● **Problem statement**: Give again, unaltered, the line with "Enumerate this screenshot's" and all lines that follow it in the listing below, minus any pictures.

###

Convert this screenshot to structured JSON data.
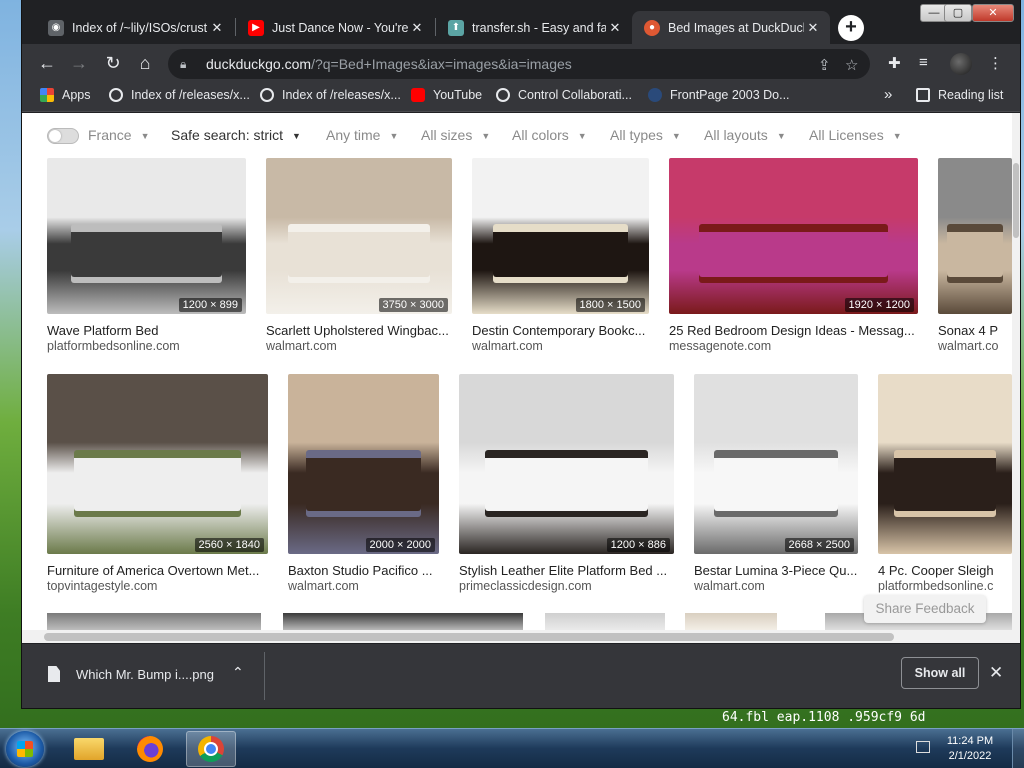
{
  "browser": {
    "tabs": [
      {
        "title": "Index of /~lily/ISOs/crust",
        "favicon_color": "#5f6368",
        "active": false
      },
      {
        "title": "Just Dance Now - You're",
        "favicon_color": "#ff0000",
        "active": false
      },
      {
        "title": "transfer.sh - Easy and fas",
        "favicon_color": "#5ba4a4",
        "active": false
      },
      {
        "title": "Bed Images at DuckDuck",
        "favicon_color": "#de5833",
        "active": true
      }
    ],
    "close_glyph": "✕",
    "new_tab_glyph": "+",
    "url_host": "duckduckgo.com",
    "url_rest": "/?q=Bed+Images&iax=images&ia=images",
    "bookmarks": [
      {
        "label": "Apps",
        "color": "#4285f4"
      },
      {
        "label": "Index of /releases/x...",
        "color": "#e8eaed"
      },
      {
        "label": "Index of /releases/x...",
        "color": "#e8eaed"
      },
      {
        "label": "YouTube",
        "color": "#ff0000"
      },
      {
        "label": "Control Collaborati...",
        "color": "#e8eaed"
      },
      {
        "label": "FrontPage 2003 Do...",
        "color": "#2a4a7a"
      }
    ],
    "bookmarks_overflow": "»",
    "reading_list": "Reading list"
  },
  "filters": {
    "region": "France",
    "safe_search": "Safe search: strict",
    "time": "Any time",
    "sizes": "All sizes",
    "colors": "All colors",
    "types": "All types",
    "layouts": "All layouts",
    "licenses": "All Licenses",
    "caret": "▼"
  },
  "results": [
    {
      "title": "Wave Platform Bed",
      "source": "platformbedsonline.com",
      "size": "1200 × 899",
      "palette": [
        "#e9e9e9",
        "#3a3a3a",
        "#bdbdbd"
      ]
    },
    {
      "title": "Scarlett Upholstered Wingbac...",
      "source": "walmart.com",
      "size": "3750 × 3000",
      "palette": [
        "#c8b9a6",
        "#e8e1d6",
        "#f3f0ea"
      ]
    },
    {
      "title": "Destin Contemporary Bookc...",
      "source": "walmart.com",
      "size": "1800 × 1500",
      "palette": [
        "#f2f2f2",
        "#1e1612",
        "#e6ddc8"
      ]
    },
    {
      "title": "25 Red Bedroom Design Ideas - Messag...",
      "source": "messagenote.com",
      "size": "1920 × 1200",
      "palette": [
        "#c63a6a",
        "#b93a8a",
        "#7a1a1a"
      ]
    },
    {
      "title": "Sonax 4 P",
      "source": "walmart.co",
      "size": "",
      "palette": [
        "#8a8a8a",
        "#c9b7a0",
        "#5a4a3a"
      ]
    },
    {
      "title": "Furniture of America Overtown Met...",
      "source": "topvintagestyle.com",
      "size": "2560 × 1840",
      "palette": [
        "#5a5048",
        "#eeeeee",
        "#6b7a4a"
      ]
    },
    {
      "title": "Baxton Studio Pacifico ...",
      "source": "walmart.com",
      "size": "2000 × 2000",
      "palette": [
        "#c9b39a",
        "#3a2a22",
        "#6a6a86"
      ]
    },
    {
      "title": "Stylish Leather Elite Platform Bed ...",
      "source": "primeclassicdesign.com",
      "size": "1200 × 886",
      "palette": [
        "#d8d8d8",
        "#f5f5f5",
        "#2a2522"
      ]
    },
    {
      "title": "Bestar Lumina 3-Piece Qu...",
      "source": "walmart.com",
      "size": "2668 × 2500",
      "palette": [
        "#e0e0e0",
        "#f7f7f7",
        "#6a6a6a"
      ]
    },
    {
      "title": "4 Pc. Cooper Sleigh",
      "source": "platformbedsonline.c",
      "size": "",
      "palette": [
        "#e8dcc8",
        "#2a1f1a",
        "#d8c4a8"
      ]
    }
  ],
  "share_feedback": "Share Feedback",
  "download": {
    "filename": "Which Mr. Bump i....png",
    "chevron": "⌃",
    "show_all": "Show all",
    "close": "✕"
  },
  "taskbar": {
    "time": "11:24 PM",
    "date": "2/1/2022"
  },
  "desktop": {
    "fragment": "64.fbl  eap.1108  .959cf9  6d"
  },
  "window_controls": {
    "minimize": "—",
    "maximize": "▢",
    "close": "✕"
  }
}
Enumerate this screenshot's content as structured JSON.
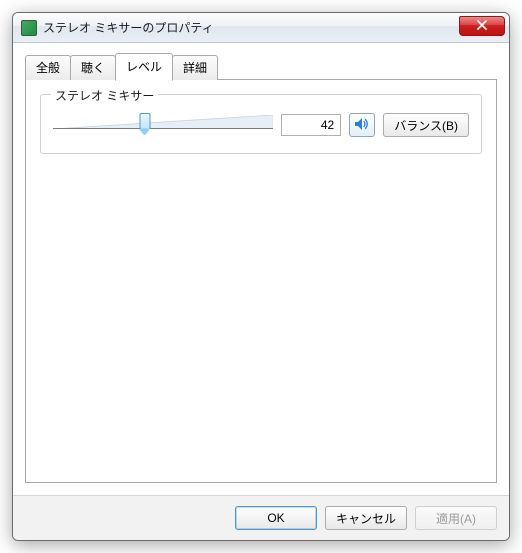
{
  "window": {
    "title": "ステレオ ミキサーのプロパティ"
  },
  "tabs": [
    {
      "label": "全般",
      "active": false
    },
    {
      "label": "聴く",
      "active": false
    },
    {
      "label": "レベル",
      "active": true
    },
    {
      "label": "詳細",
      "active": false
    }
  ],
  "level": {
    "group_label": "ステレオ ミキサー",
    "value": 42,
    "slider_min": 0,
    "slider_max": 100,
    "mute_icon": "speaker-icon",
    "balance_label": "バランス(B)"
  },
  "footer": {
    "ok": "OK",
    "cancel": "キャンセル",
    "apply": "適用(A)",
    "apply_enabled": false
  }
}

###

● **Problem solution**:
Enumerate this screenshot's content as structured JSON.
{
  "window": {
    "title": "ステレオ ミキサーのプロパティ"
  },
  "tabs": [
    {
      "label": "全般",
      "active": false
    },
    {
      "label": "聴く",
      "active": false
    },
    {
      "label": "レベル",
      "active": true
    },
    {
      "label": "詳細",
      "active": false
    }
  ],
  "level": {
    "group_label": "ステレオ ミキサー",
    "value": 42,
    "slider_min": 0,
    "slider_max": 100,
    "mute_icon": "speaker-icon",
    "balance_label": "バランス(B)"
  },
  "footer": {
    "ok": "OK",
    "cancel": "キャンセル",
    "apply": "適用(A)",
    "apply_enabled": false
  }
}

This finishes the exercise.